* _Set task_
Pull from the records, unchanged, every line from the one holding "legend-label: HDDRs: [826, 534, 871, 549]" to the one holding "data-point: [328, 88, 334, 94]", including both of those lines.

━━━━━━━━━━

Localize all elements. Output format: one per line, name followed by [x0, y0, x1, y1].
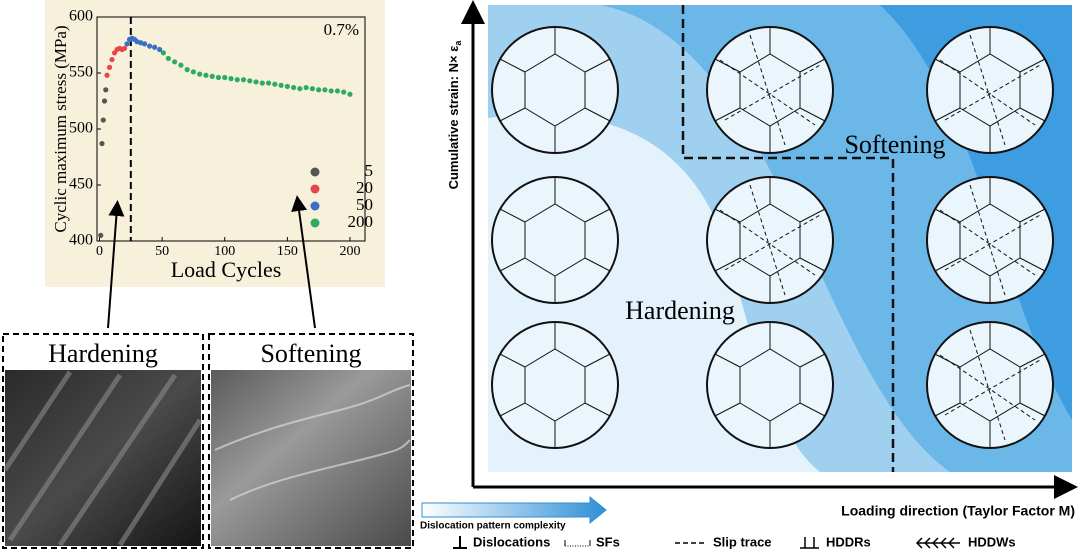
legend-label: HDDRs: [826, 534, 871, 549]
data-point: [106, 64, 113, 70]
data-point: [347, 91, 353, 97]
image-frame: [208, 333, 414, 549]
data-point: [99, 140, 105, 147]
data-point: [121, 45, 128, 51]
data-point: [141, 41, 148, 47]
data-point: [209, 73, 215, 79]
data-point: [316, 87, 322, 93]
data-point: [328, 88, 334, 94]
legend-label: 200: [348, 212, 374, 231]
data-point: [259, 80, 265, 86]
data-point: [157, 46, 163, 53]
data-point: [101, 98, 108, 104]
y-tick-label: 500: [69, 120, 93, 137]
data-point: [98, 232, 104, 238]
legend-marker: [310, 201, 320, 211]
legend-label: HDDWs: [968, 534, 1016, 549]
x-tick-label: 200: [339, 244, 360, 259]
legend-marker: [310, 184, 320, 194]
data-point: [253, 79, 259, 85]
complexity-arrow: [421, 495, 607, 525]
data-point: [104, 72, 110, 78]
legend-marker: [310, 218, 320, 228]
data-point: [284, 83, 290, 90]
data-point: [309, 86, 316, 92]
grain-schematics: [491, 26, 1054, 449]
data-point: [234, 77, 240, 83]
legend-label: Dislocations: [473, 534, 550, 549]
data-point: [100, 117, 106, 123]
arrow: [291, 195, 316, 329]
data-point: [228, 76, 234, 82]
x-tick-label: 50: [155, 244, 169, 259]
legend-label: 20: [356, 178, 373, 197]
region-label: Hardening: [625, 296, 735, 325]
data-point: [265, 80, 272, 86]
data-point: [297, 86, 303, 92]
data-point: [146, 43, 153, 49]
x-axis-label: Loading direction (Taylor Factor M): [841, 503, 1075, 519]
legend-label: 5: [365, 161, 374, 180]
legend-symbols: [453, 536, 960, 549]
data-point: [203, 72, 209, 78]
data-point: [197, 71, 203, 77]
data-point: [165, 55, 171, 62]
x-axis-label: Load Cycles: [171, 257, 282, 282]
data-point: [124, 41, 130, 47]
legend-label: 50: [356, 195, 373, 214]
arrow-label: Dislocation pattern complexity: [420, 521, 566, 532]
data-point: [278, 82, 284, 88]
y-axis-label-subscript: a: [453, 40, 463, 46]
micrograph: [211, 370, 411, 546]
data-point: [109, 56, 115, 63]
y-tick-label: 400: [69, 232, 93, 249]
y-tick-label: 600: [69, 8, 93, 25]
data-point: [291, 84, 297, 91]
x-tick-label: 0: [96, 244, 103, 259]
arrow: [107, 200, 125, 329]
legend-label: SFs: [596, 534, 620, 549]
x-tick-label: 100: [214, 244, 235, 259]
panel-title: Hardening: [48, 339, 158, 368]
data-point: [172, 59, 178, 65]
y-axis-label: Cyclic maximum stress (MPa): [51, 25, 70, 232]
legend-label: Slip trace: [713, 534, 772, 549]
y-axis-label-main: Cumulative strain: N× ε: [446, 46, 461, 190]
legend-marker: [310, 167, 320, 177]
y-tick-label: 450: [69, 176, 93, 193]
annotation: 0.7%: [324, 20, 359, 39]
data-point: [341, 89, 347, 95]
data-point: [184, 67, 190, 73]
data-point: [160, 50, 166, 56]
panel-title: Softening: [260, 339, 361, 368]
image-frame: [2, 333, 204, 549]
micrograph-texture: [2, 370, 203, 547]
data-point: [103, 87, 109, 93]
data-point: [303, 84, 309, 91]
y-tick-label: 550: [69, 64, 93, 81]
data-point: [247, 78, 253, 84]
y-axis-label: Cumulative strain: N× εa: [446, 40, 463, 190]
data-point: [222, 74, 228, 81]
data-point: [178, 62, 184, 68]
softening-boundary: [681, 5, 895, 472]
region-label: Softening: [844, 130, 945, 159]
data-point: [190, 69, 197, 75]
data-point: [152, 44, 158, 50]
x-tick-label: 150: [277, 244, 298, 259]
data-point: [240, 77, 247, 83]
data-point: [322, 87, 328, 93]
data-point: [272, 81, 278, 87]
data-point: [334, 88, 341, 94]
micrograph-texture: [214, 384, 411, 501]
data-point: [215, 74, 222, 81]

━━━━━━━━━━

* _Solution to this task_
legend-label: HDDRs: [826, 534, 871, 549]
data-point: [106, 64, 113, 70]
data-point: [347, 91, 353, 97]
image-frame: [208, 333, 414, 549]
data-point: [99, 140, 105, 147]
data-point: [121, 45, 128, 51]
data-point: [141, 41, 148, 47]
data-point: [209, 73, 215, 79]
data-point: [316, 87, 322, 93]
data-point: [328, 88, 334, 94]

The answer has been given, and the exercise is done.